--- TASK OBJECTIVE ---
Report all lines from the entries below in which "icon" appears.

^^^^

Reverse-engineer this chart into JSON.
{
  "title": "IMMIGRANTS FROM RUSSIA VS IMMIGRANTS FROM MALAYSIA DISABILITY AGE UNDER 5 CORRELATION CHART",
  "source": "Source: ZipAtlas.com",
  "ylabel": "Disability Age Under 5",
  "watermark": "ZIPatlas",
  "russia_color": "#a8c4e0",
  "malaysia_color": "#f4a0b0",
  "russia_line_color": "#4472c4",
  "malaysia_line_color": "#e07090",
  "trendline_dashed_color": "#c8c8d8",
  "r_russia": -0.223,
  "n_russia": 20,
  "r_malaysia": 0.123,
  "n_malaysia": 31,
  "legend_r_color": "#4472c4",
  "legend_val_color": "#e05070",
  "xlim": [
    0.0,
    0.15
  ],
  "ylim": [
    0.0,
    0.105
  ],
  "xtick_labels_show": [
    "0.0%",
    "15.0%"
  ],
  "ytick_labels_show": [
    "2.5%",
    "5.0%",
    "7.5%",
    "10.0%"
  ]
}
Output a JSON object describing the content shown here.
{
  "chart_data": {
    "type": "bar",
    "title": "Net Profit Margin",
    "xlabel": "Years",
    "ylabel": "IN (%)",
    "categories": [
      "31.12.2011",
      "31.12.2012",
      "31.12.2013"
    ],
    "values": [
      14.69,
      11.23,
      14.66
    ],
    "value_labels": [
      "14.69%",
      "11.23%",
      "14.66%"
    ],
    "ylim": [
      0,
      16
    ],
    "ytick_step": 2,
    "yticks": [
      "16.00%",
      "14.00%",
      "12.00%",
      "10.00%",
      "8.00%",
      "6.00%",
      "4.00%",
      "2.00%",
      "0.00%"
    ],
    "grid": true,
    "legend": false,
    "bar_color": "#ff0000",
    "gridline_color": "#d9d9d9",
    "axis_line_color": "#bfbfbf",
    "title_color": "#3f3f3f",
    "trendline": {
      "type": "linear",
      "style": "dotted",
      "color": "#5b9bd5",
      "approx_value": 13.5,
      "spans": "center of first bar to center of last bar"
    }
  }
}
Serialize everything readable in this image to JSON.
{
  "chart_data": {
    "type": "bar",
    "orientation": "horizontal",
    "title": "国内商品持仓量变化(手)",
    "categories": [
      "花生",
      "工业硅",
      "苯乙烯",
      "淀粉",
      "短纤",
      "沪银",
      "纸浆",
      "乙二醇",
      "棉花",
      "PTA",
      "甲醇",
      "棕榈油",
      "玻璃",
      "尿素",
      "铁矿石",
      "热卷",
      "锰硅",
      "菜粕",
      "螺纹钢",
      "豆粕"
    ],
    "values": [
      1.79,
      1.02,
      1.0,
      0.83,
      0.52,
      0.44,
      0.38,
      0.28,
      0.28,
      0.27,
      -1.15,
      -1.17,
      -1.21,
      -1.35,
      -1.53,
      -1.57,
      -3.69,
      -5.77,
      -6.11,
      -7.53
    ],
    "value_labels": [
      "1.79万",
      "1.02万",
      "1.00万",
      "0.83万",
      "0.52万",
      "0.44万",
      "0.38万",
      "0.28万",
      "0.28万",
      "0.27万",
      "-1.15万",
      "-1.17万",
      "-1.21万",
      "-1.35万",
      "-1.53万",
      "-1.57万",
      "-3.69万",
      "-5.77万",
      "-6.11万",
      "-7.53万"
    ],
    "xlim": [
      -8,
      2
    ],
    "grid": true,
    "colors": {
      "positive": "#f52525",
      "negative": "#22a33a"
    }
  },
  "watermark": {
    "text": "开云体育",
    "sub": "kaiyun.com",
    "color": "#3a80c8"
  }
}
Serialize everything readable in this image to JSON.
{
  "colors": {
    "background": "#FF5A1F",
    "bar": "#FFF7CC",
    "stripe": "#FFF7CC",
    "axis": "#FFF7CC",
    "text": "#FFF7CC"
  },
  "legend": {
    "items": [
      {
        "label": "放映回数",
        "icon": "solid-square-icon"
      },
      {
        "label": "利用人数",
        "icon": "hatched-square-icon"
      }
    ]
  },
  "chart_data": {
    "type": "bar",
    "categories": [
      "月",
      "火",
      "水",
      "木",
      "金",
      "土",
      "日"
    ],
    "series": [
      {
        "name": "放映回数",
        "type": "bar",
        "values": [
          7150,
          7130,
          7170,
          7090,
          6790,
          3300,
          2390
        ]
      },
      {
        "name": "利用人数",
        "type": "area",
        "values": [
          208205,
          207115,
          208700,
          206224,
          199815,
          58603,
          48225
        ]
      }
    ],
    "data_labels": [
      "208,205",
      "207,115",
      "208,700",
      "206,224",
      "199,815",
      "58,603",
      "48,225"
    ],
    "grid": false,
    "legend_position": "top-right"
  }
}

^^^^

--- OUTPUT BELOW ---
        "icon": "solid-square-icon"
        "icon": "hatched-square-icon"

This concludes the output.